Stored data
-=-=-

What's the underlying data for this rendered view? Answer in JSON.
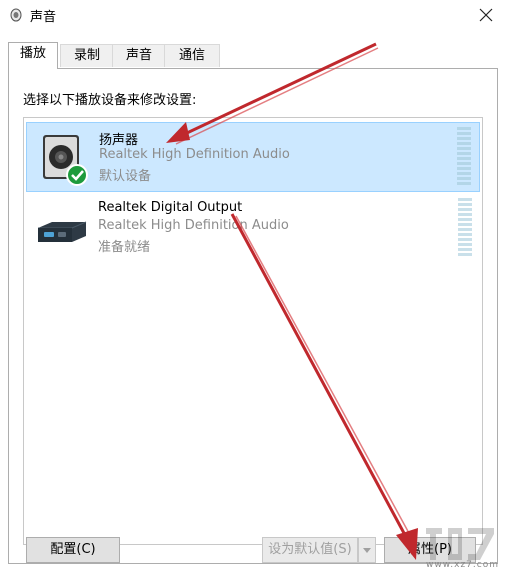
{
  "window": {
    "title": "声音"
  },
  "tabs": [
    {
      "label": "播放",
      "active": true
    },
    {
      "label": "录制",
      "active": false
    },
    {
      "label": "声音",
      "active": false
    },
    {
      "label": "通信",
      "active": false
    }
  ],
  "panel": {
    "instruction": "选择以下播放设备来修改设置:"
  },
  "devices": [
    {
      "name": "扬声器",
      "driver": "Realtek High Definition Audio",
      "status": "默认设备",
      "selected": true,
      "icon": "speaker-icon"
    },
    {
      "name": "Realtek Digital Output",
      "driver": "Realtek High Definition Audio",
      "status": "准备就绪",
      "selected": false,
      "icon": "digital-output-icon"
    }
  ],
  "buttons": {
    "configure": "配置(C)",
    "set_default": "设为默认值(S)",
    "properties": "属性(P)"
  },
  "watermark": {
    "text": "www.xz7.com"
  },
  "colors": {
    "selection": "#cce8ff",
    "annotation_arrow": "#c0282d",
    "default_check": "#1e9b3c"
  }
}
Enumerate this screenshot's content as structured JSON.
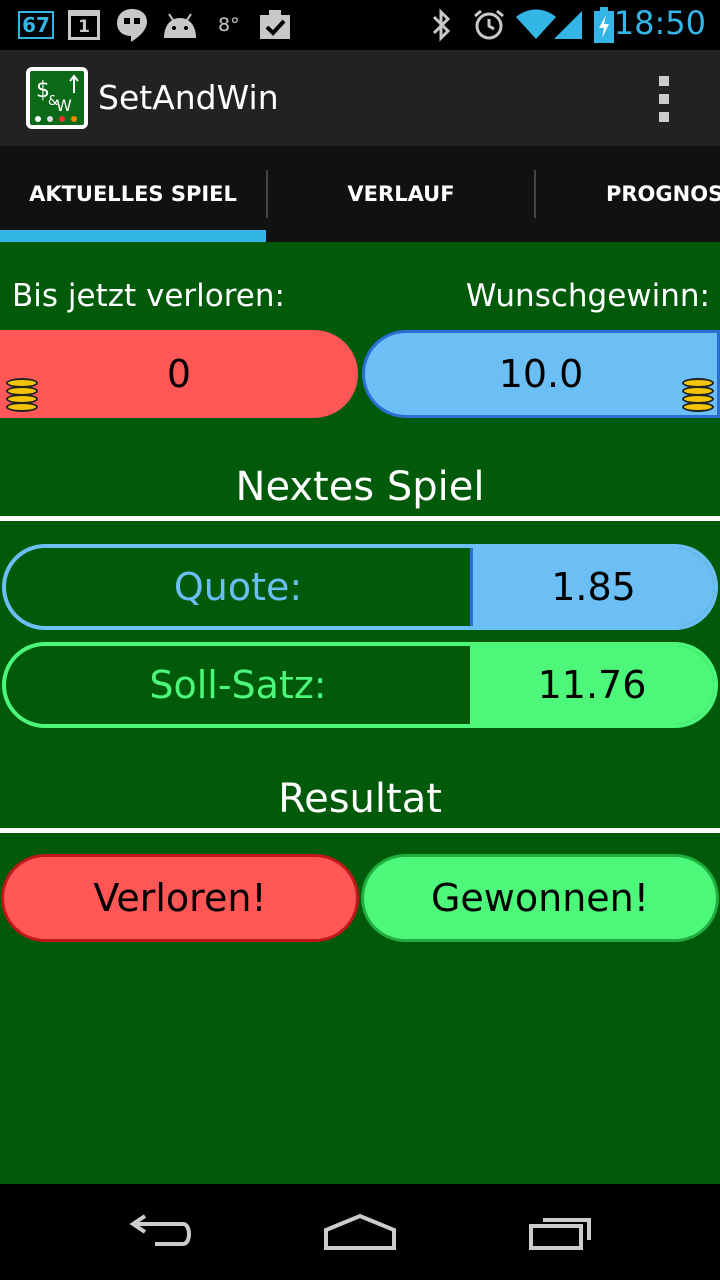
{
  "status_bar": {
    "notif_count": "67",
    "calendar_day": "1",
    "temperature": "8°",
    "time": "18:50",
    "icons": [
      "notification-67-icon",
      "calendar-icon",
      "hangouts-icon",
      "android-icon",
      "weather-icon",
      "clipboard-check-icon",
      "bluetooth-icon",
      "alarm-icon",
      "wifi-icon",
      "signal-icon",
      "battery-charging-icon"
    ]
  },
  "action_bar": {
    "title": "SetAndWin",
    "app_icon": "app-logo-icon",
    "overflow_icon": "overflow-menu-icon"
  },
  "tabs": [
    {
      "label": "AKTUELLES SPIEL",
      "selected": true
    },
    {
      "label": "VERLAUF",
      "selected": false
    },
    {
      "label": "PROGNOS",
      "selected": false
    }
  ],
  "colors": {
    "background": "#005a0a",
    "accent": "#33b5e5",
    "lost_red": "#ff5656",
    "blue": "#6cbff5",
    "green": "#4df77a"
  },
  "current_game": {
    "lost_label": "Bis jetzt verloren:",
    "lost_value": "0",
    "wish_label": "Wunschgewinn:",
    "wish_value": "10.0",
    "next_title": "Nextes Spiel",
    "quote_label": "Quote:",
    "quote_value": "1.85",
    "stake_label": "Soll-Satz:",
    "stake_value": "11.76",
    "result_title": "Resultat",
    "lost_button": "Verloren!",
    "won_button": "Gewonnen!"
  },
  "nav_bar": {
    "icons": [
      "back-icon",
      "home-icon",
      "recent-apps-icon"
    ]
  }
}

-=-=-

§ To do:
Reproduce all the records verbatim, excluding images.

§ Completed exercise:
What's the underlying data for this rendered view? Answer in JSON.
{
  "window": {
    "title": "声音"
  },
  "tabs": [
    {
      "label": "播放",
      "active": true
    },
    {
      "label": "录制",
      "active": false
    },
    {
      "label": "声音",
      "active": false
    },
    {
      "label": "通信",
      "active": false
    }
  ],
  "panel": {
    "instruction": "选择以下播放设备来修改设置:"
  },
  "devices": [
    {
      "name": "扬声器",
      "driver": "Realtek High Definition Audio",
      "status": "默认设备",
      "selected": true,
      "icon": "speaker-icon"
    },
    {
      "name": "Realtek Digital Output",
      "driver": "Realtek High Definition Audio",
      "status": "准备就绪",
      "selected": false,
      "icon": "digital-output-icon"
    }
  ],
  "buttons": {
    "configure": "配置(C)",
    "set_default": "设为默认值(S)",
    "properties": "属性(P)"
  },
  "watermark": {
    "text": "www.xz7.com"
  },
  "colors": {
    "selection": "#cce8ff",
    "annotation_arrow": "#c0282d",
    "default_check": "#1e9b3c"
  }
}
Enumerate this screenshot's content as structured JSON.
{
  "status_bar": {
    "notif_count": "67",
    "calendar_day": "1",
    "temperature": "8°",
    "time": "18:50",
    "icons": [
      "notification-67-icon",
      "calendar-icon",
      "hangouts-icon",
      "android-icon",
      "weather-icon",
      "clipboard-check-icon",
      "bluetooth-icon",
      "alarm-icon",
      "wifi-icon",
      "signal-icon",
      "battery-charging-icon"
    ]
  },
  "action_bar": {
    "title": "SetAndWin",
    "app_icon": "app-logo-icon",
    "overflow_icon": "overflow-menu-icon"
  },
  "tabs": [
    {
      "label": "AKTUELLES SPIEL",
      "selected": true
    },
    {
      "label": "VERLAUF",
      "selected": false
    },
    {
      "label": "PROGNOS",
      "selected": false
    }
  ],
  "colors": {
    "background": "#005a0a",
    "accent": "#33b5e5",
    "lost_red": "#ff5656",
    "blue": "#6cbff5",
    "green": "#4df77a"
  },
  "current_game": {
    "lost_label": "Bis jetzt verloren:",
    "lost_value": "0",
    "wish_label": "Wunschgewinn:",
    "wish_value": "10.0",
    "next_title": "Nextes Spiel",
    "quote_label": "Quote:",
    "quote_value": "1.85",
    "stake_label": "Soll-Satz:",
    "stake_value": "11.76",
    "result_title": "Resultat",
    "lost_button": "Verloren!",
    "won_button": "Gewonnen!"
  },
  "nav_bar": {
    "icons": [
      "back-icon",
      "home-icon",
      "recent-apps-icon"
    ]
  }
}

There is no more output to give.